Exercise prompt:
Look below and pull out each line with the word "FRET".

++++ Stored data

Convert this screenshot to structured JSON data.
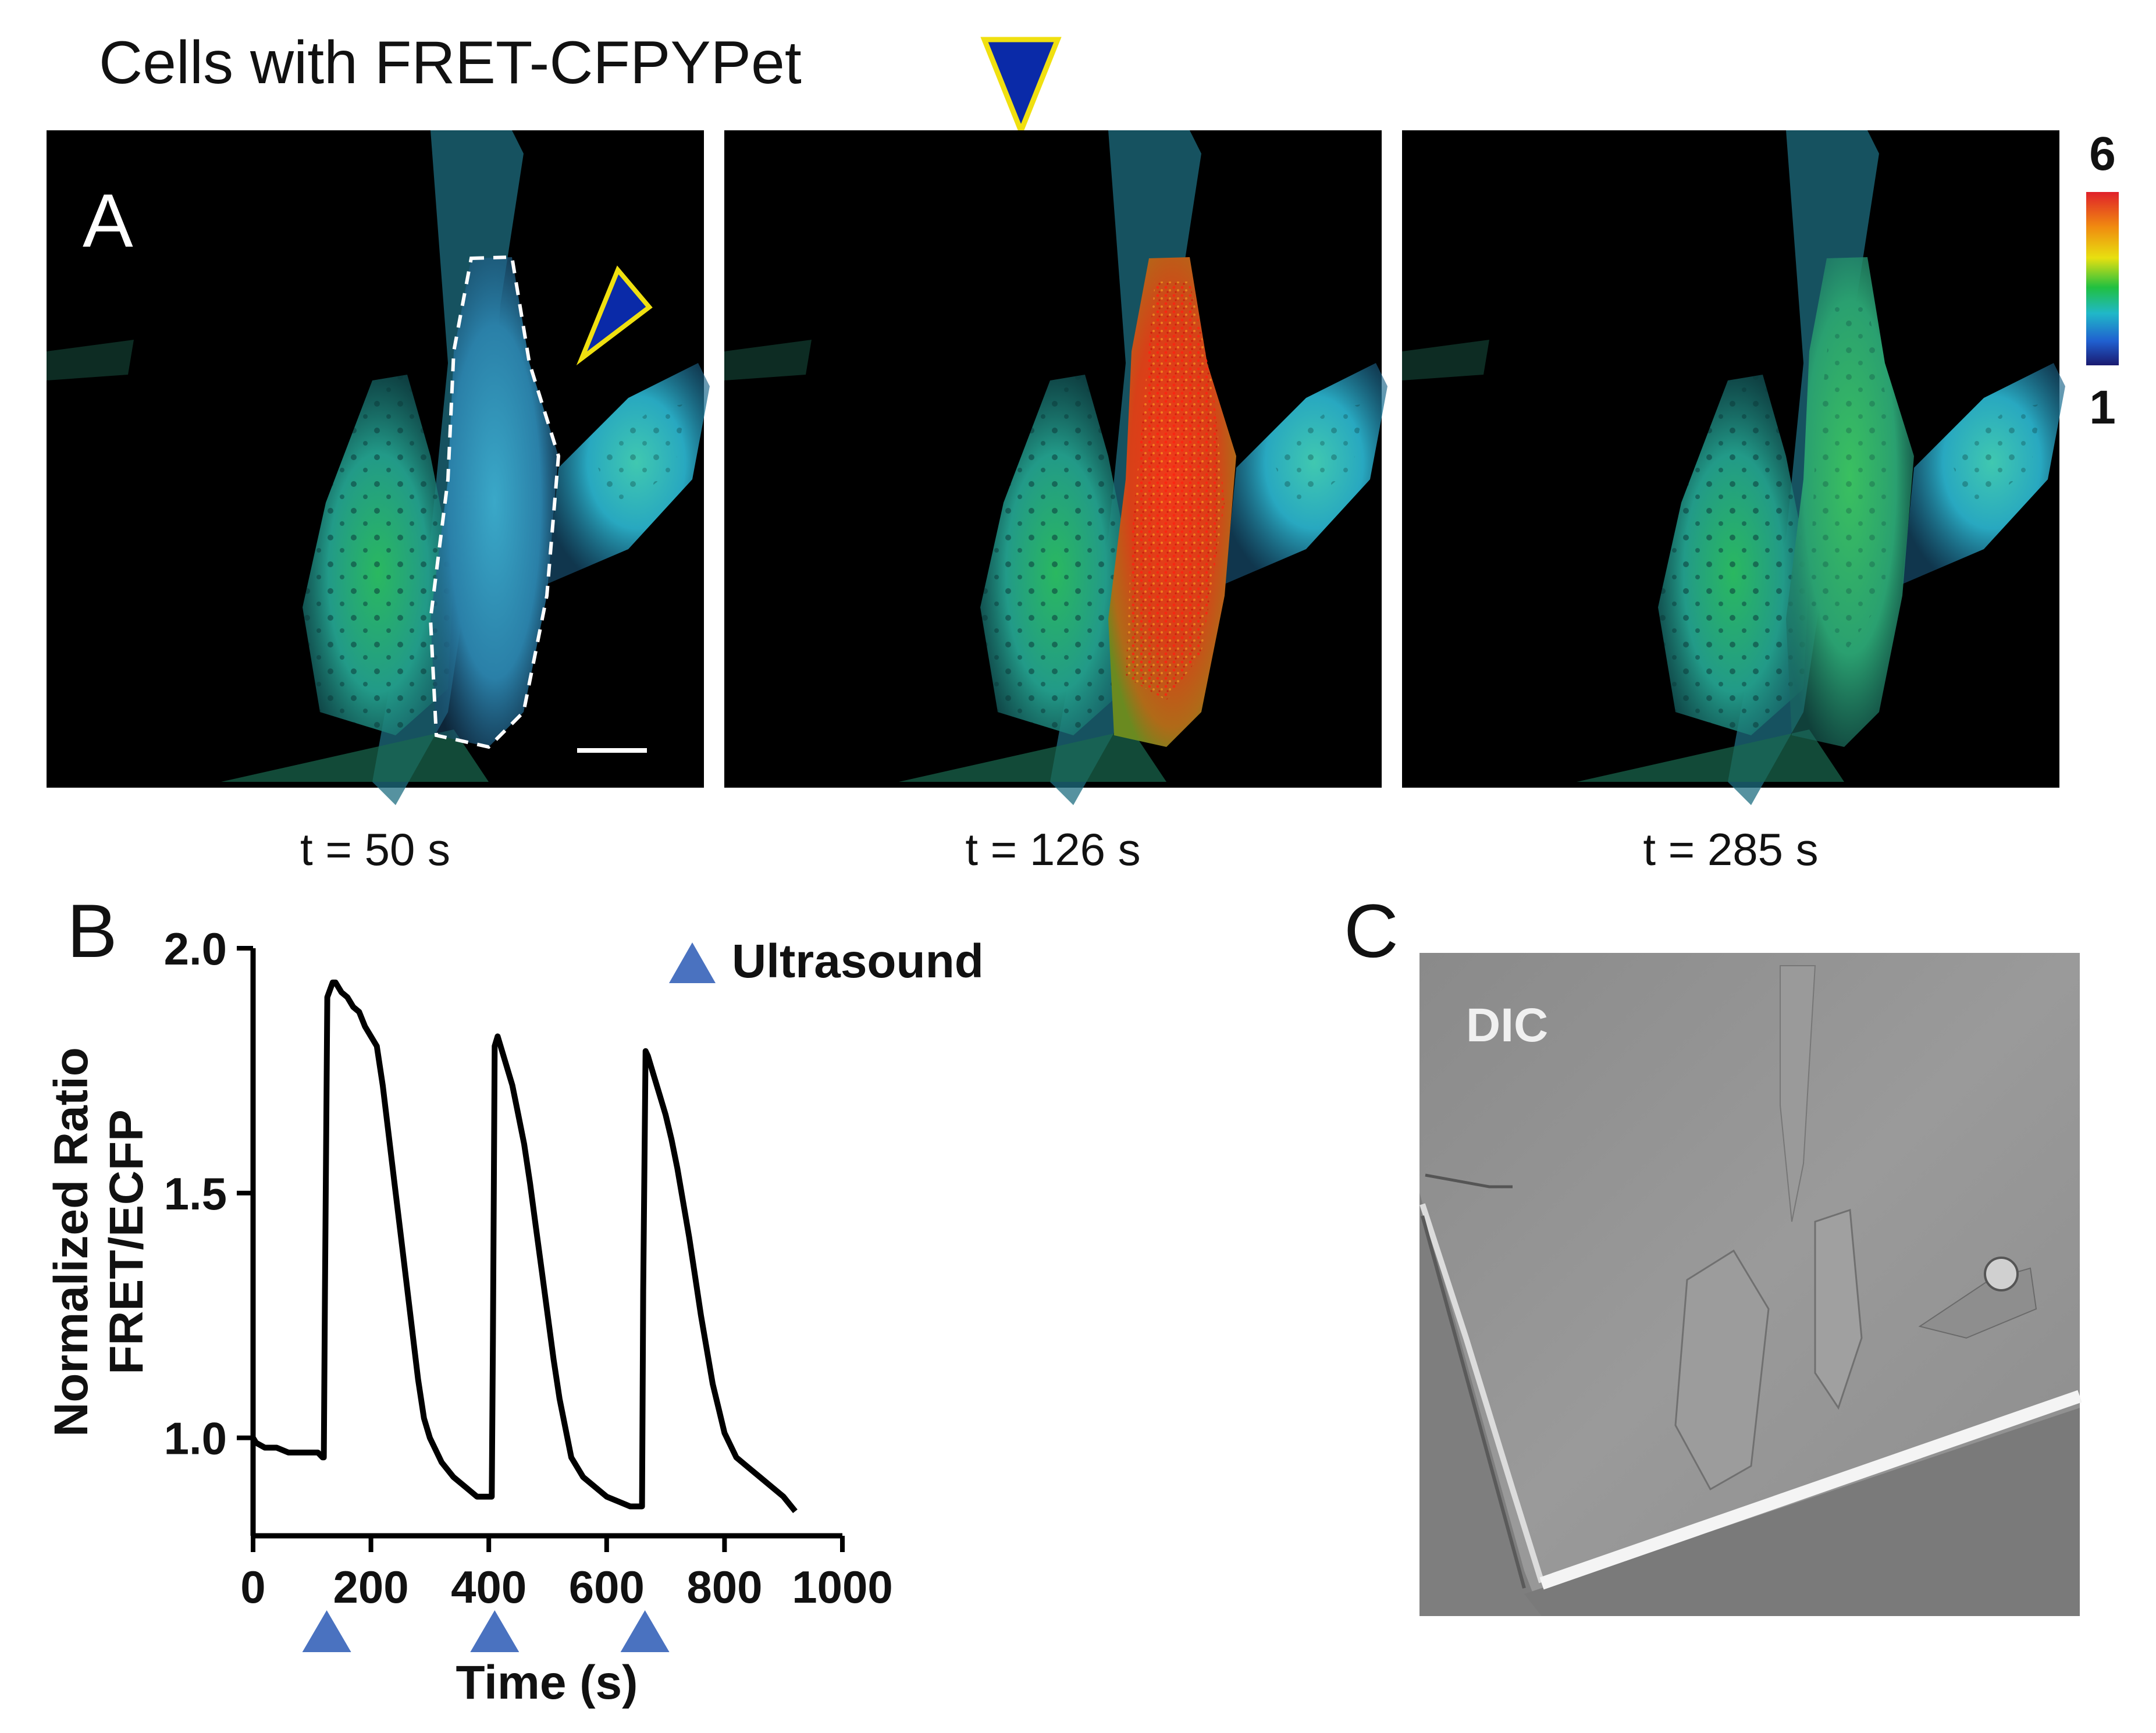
{
  "header": {
    "title": "Cells with FRET-CFPYPet"
  },
  "panel_a": {
    "label": "A",
    "frames": [
      {
        "time_label": "t = 50 s",
        "highlight": "none"
      },
      {
        "time_label": "t = 126 s",
        "highlight": "red"
      },
      {
        "time_label": "t = 285 s",
        "highlight": "green"
      }
    ],
    "colorbar": {
      "max_label": "6",
      "min_label": "1",
      "colors": [
        "#e0202a",
        "#f08a10",
        "#e8e010",
        "#20c040",
        "#20b8c8",
        "#2060d0",
        "#1a1a70"
      ]
    },
    "marker_colors": {
      "fill": "#0a2aa8",
      "stroke": "#f0e010"
    }
  },
  "panel_b": {
    "label": "B"
  },
  "panel_c": {
    "label": "C",
    "image_label": "DIC"
  },
  "chart_data": {
    "type": "line",
    "title": "",
    "xlabel": "Time (s)",
    "ylabel_lines": [
      "Normalized Ratio",
      "FRET/ECFP"
    ],
    "xlim": [
      0,
      1000
    ],
    "ylim": [
      0.8,
      2.0
    ],
    "xticks": [
      0,
      200,
      400,
      600,
      800,
      1000
    ],
    "xtick_labels": [
      "0",
      "200",
      "400",
      "600",
      "800",
      "1000"
    ],
    "yticks": [
      1.0,
      1.5,
      2.0
    ],
    "ytick_labels": [
      "1.0",
      "1.5",
      "2.0"
    ],
    "grid": false,
    "legend": {
      "label": "Ultrasound",
      "placement": "top-right",
      "marker": "triangle"
    },
    "ultrasound_times": [
      125,
      410,
      665
    ],
    "marker_color": "#4a72c0",
    "series": [
      {
        "x": [
          0,
          5,
          20,
          40,
          60,
          80,
          100,
          110,
          118,
          120,
          122,
          126,
          135,
          140,
          150,
          160,
          170,
          180,
          190,
          200,
          210,
          220,
          230,
          240,
          250,
          260,
          270,
          280,
          290,
          300,
          320,
          340,
          360,
          380,
          400,
          405,
          407,
          410,
          415,
          420,
          430,
          440,
          450,
          460,
          470,
          480,
          490,
          500,
          510,
          520,
          530,
          540,
          560,
          580,
          600,
          620,
          640,
          655,
          660,
          662,
          666,
          670,
          680,
          690,
          700,
          710,
          720,
          730,
          740,
          750,
          760,
          770,
          780,
          790,
          800,
          820,
          840,
          860,
          880,
          900,
          920
        ],
        "y": [
          1.0,
          0.99,
          0.98,
          0.98,
          0.97,
          0.97,
          0.97,
          0.97,
          0.96,
          0.96,
          1.3,
          1.9,
          1.93,
          1.93,
          1.91,
          1.9,
          1.88,
          1.87,
          1.84,
          1.82,
          1.8,
          1.72,
          1.62,
          1.52,
          1.42,
          1.32,
          1.22,
          1.12,
          1.04,
          1.0,
          0.95,
          0.92,
          0.9,
          0.88,
          0.88,
          0.88,
          1.2,
          1.8,
          1.82,
          1.8,
          1.76,
          1.72,
          1.66,
          1.6,
          1.52,
          1.43,
          1.34,
          1.25,
          1.16,
          1.08,
          1.02,
          0.96,
          0.92,
          0.9,
          0.88,
          0.87,
          0.86,
          0.86,
          0.86,
          1.3,
          1.79,
          1.78,
          1.74,
          1.7,
          1.66,
          1.61,
          1.55,
          1.48,
          1.41,
          1.33,
          1.25,
          1.18,
          1.11,
          1.06,
          1.01,
          0.96,
          0.94,
          0.92,
          0.9,
          0.88,
          0.85
        ]
      }
    ]
  }
}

++++++++

Expected answer:
    "title": "Cells with FRET-CFPYPet"
      "FRET/ECFP"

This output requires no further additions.